__The problem__:
Find the line that contains "Give me the" in the entries below. Output it and each later line exactly, and nothing else.

__Stored entries__:
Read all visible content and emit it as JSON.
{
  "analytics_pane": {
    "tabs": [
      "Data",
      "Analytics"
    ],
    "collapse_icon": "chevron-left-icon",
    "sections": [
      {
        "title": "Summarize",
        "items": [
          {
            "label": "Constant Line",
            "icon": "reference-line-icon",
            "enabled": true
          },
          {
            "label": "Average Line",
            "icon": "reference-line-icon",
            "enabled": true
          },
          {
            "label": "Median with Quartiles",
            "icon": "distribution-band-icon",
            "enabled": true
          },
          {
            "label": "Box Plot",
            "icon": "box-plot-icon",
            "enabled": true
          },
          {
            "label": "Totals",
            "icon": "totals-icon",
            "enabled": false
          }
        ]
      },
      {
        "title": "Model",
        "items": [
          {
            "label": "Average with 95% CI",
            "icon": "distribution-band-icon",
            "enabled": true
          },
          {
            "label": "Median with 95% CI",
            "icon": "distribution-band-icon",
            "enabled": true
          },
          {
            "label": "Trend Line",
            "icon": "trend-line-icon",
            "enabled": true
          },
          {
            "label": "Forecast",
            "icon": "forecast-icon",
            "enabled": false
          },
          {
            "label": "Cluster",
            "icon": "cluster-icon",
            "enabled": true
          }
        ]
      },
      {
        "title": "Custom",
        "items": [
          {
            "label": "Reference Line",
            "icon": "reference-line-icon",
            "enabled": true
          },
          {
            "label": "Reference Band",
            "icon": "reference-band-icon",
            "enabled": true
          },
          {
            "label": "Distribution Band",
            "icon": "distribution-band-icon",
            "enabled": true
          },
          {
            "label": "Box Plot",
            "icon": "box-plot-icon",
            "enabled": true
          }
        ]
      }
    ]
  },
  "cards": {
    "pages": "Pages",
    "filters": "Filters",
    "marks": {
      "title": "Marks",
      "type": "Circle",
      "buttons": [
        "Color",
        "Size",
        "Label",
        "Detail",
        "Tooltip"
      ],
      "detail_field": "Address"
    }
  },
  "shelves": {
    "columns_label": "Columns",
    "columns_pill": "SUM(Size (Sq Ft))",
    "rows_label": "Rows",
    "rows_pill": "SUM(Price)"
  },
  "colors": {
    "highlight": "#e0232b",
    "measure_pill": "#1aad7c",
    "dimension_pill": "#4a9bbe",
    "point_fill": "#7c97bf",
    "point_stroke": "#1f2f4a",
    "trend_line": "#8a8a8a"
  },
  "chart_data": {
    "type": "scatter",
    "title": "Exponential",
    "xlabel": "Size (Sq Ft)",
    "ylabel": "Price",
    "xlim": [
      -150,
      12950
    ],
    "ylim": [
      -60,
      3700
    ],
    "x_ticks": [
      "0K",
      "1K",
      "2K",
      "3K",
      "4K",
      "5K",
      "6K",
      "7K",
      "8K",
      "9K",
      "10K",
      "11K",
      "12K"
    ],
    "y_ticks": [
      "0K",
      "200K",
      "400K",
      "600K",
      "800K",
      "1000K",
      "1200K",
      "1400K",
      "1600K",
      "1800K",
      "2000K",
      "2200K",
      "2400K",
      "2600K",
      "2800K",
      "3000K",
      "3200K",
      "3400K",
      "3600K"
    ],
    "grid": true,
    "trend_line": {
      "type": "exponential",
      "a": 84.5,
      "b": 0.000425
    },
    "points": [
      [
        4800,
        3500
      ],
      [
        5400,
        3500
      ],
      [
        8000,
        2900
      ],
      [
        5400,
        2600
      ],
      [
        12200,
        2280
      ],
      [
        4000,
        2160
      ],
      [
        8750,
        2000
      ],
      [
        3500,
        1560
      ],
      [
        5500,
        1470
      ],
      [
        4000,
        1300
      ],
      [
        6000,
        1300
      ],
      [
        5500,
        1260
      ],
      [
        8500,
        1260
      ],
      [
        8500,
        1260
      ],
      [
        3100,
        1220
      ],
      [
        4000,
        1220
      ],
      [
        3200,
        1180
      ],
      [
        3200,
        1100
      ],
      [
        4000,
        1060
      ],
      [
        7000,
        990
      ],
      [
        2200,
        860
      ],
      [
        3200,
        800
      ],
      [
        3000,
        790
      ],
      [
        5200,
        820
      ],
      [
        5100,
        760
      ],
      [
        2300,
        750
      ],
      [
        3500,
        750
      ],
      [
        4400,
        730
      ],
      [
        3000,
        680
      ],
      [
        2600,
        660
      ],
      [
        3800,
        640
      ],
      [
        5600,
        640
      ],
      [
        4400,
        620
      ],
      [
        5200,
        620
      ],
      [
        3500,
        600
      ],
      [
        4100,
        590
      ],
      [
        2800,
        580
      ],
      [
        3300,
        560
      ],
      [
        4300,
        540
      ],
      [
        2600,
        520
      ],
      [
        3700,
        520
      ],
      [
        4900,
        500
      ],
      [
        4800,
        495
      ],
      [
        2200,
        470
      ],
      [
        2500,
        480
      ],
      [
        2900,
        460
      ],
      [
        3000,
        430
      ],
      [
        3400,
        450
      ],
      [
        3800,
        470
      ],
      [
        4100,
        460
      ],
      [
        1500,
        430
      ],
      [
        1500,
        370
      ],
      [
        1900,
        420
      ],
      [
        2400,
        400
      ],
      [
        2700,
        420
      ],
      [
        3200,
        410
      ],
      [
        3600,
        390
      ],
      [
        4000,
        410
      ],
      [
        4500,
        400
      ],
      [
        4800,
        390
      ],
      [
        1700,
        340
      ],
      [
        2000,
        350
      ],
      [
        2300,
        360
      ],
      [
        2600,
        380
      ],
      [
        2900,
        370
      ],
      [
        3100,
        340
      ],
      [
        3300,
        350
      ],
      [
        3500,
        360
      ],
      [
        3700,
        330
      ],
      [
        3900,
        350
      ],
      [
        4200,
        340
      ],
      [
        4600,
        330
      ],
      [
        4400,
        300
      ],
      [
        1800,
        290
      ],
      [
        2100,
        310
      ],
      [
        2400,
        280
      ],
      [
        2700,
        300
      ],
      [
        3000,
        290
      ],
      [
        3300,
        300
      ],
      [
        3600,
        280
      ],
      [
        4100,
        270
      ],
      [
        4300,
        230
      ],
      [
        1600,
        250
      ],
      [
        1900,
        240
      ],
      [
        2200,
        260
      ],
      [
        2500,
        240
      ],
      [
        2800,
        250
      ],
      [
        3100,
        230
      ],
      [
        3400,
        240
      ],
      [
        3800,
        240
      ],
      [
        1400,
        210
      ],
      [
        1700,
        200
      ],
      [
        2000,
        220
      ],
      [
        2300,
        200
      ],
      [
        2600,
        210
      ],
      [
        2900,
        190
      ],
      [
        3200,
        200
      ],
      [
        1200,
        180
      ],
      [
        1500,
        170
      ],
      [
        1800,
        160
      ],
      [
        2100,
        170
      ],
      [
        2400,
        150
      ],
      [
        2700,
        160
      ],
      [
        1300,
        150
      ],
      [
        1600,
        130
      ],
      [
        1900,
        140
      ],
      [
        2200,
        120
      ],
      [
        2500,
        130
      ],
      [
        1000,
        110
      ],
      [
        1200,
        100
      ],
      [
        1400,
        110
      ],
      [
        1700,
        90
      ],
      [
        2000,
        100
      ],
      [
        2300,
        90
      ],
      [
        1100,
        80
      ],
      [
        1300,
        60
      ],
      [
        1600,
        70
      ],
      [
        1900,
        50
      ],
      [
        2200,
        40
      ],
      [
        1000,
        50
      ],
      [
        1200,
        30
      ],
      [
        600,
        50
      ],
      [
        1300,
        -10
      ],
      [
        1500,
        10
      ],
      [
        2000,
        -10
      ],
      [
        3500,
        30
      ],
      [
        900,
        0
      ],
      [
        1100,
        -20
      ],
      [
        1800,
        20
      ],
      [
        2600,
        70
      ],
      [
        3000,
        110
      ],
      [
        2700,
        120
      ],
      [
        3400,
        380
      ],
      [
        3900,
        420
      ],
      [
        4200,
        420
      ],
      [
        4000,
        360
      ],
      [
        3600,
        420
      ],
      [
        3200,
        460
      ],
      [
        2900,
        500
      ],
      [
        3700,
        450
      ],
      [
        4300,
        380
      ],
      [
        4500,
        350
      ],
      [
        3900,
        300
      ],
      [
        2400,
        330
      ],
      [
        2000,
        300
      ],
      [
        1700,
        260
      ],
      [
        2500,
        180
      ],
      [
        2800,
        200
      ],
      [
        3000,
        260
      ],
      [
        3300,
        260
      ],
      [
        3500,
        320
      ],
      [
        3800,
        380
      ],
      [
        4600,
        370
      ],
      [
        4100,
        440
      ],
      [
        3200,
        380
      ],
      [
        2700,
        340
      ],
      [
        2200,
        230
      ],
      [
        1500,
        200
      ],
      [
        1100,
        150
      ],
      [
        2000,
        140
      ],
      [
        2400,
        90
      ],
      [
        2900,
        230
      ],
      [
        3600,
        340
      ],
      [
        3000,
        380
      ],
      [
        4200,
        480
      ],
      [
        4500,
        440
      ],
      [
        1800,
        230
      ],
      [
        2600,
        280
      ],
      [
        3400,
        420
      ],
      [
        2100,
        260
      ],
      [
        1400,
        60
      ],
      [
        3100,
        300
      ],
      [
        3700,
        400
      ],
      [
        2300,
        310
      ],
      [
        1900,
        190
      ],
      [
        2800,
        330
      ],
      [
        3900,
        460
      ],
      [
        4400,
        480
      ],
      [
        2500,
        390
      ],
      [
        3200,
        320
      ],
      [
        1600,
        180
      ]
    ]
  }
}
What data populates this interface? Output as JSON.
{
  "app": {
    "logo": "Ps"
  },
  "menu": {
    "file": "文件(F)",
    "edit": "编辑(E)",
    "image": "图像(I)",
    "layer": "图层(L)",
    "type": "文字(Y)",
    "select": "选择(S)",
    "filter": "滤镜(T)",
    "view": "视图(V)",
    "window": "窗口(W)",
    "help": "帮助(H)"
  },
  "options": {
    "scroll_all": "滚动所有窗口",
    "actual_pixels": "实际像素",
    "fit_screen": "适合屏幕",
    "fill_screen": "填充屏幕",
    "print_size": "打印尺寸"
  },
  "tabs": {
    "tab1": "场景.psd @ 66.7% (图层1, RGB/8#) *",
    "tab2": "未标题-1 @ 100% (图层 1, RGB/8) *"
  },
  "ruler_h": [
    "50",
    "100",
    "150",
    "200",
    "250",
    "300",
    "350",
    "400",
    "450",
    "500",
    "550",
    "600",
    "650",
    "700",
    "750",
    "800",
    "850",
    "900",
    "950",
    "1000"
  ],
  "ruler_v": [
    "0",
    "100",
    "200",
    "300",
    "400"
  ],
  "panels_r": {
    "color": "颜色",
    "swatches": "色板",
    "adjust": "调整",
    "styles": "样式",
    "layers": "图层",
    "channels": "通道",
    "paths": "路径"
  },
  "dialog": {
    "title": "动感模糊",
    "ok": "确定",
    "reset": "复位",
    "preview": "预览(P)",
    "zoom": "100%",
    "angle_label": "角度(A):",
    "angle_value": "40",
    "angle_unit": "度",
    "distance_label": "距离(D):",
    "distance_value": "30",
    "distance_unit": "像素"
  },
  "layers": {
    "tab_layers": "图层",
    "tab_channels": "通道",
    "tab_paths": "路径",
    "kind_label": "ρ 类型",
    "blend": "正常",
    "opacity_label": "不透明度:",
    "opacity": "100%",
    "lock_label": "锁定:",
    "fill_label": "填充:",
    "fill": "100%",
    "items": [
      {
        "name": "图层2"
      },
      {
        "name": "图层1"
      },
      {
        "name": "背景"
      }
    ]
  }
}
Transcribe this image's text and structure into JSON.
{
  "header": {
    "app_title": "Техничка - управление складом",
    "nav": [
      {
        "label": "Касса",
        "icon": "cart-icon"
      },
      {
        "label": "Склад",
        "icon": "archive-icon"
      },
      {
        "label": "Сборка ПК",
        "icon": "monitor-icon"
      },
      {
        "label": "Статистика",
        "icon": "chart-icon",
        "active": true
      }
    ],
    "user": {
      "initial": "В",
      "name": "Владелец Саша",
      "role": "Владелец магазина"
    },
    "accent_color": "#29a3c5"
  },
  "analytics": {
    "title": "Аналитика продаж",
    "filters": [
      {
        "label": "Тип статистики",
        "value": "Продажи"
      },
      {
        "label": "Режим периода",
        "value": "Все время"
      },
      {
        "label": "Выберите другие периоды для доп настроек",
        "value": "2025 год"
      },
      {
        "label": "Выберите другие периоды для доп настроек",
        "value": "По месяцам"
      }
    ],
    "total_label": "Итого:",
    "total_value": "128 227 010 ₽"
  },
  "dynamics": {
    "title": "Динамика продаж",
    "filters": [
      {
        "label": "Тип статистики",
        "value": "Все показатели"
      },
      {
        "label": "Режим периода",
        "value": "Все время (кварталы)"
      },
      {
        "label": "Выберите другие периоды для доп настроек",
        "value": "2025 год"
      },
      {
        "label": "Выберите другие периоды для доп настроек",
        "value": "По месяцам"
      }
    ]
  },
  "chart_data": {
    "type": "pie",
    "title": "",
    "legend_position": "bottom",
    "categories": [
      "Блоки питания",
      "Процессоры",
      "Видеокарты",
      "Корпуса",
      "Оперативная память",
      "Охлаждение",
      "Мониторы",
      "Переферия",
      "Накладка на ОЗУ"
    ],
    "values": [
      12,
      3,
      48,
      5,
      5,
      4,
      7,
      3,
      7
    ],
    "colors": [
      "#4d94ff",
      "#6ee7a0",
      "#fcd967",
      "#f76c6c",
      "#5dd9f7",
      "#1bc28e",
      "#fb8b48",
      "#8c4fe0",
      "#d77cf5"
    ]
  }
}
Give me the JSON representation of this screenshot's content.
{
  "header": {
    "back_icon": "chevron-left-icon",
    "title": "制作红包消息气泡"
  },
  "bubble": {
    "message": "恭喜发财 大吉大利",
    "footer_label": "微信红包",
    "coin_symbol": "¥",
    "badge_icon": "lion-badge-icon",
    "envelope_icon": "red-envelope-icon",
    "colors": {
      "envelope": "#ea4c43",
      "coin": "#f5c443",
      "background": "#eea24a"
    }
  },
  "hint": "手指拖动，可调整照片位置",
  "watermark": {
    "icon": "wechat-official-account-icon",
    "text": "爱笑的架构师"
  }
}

__Solution for this task__:
Give me the JSON representation of this screenshot's content.
{
  "header": {
    "back_icon": "chevron-left-icon",
    "title": "制作红包消息气泡"
  },
  "bubble": {
    "message": "恭喜发财 大吉大利",
    "footer_label": "微信红包",
    "coin_symbol": "¥",
    "badge_icon": "lion-badge-icon",
    "envelope_icon": "red-envelope-icon",
    "colors": {
      "envelope": "#ea4c43",
      "coin": "#f5c443",
      "background": "#eea24a"
    }
  },
  "hint": "手指拖动，可调整照片位置",
  "watermark": {
    "icon": "wechat-official-account-icon",
    "text": "爱笑的架构师"
  }
}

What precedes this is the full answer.